▶ [Instructions for the task]
Reproduce each line bearing the word "grid".

··· The records ···

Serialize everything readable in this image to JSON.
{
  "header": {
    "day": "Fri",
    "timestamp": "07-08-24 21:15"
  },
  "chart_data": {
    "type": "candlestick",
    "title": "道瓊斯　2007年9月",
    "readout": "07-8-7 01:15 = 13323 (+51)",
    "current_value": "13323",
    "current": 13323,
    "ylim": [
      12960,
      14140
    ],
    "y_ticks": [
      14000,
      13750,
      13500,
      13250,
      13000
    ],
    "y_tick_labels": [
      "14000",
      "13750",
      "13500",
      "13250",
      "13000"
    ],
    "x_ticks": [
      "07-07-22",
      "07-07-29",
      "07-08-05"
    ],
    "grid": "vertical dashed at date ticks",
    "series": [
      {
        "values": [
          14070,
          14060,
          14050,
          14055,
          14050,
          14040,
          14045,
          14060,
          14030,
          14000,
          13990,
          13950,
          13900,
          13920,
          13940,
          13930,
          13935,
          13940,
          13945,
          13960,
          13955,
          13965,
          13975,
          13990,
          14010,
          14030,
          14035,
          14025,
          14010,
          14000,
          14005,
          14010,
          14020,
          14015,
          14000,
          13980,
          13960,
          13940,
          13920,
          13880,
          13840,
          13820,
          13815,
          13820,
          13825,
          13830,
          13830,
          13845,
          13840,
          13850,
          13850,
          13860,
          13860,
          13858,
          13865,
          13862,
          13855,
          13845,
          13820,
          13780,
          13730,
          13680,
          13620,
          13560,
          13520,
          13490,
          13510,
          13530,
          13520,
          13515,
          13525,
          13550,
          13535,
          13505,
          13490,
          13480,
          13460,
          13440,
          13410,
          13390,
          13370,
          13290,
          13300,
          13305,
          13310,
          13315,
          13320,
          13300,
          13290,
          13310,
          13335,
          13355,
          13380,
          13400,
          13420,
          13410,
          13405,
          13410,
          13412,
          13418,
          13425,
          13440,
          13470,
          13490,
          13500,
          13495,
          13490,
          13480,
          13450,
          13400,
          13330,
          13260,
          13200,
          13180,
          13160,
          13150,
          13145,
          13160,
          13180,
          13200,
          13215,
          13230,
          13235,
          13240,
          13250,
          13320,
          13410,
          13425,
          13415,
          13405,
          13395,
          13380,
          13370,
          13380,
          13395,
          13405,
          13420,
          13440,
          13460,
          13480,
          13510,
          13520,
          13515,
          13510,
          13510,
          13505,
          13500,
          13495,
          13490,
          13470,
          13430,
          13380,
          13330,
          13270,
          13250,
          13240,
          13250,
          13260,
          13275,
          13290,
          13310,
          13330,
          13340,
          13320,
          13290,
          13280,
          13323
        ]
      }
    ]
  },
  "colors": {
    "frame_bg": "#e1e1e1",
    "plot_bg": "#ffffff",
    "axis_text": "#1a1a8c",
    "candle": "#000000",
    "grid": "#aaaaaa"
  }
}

···

▶ [In response]
    "grid": "vertical dashed at date ticks",
    "grid": "#aaaaaa"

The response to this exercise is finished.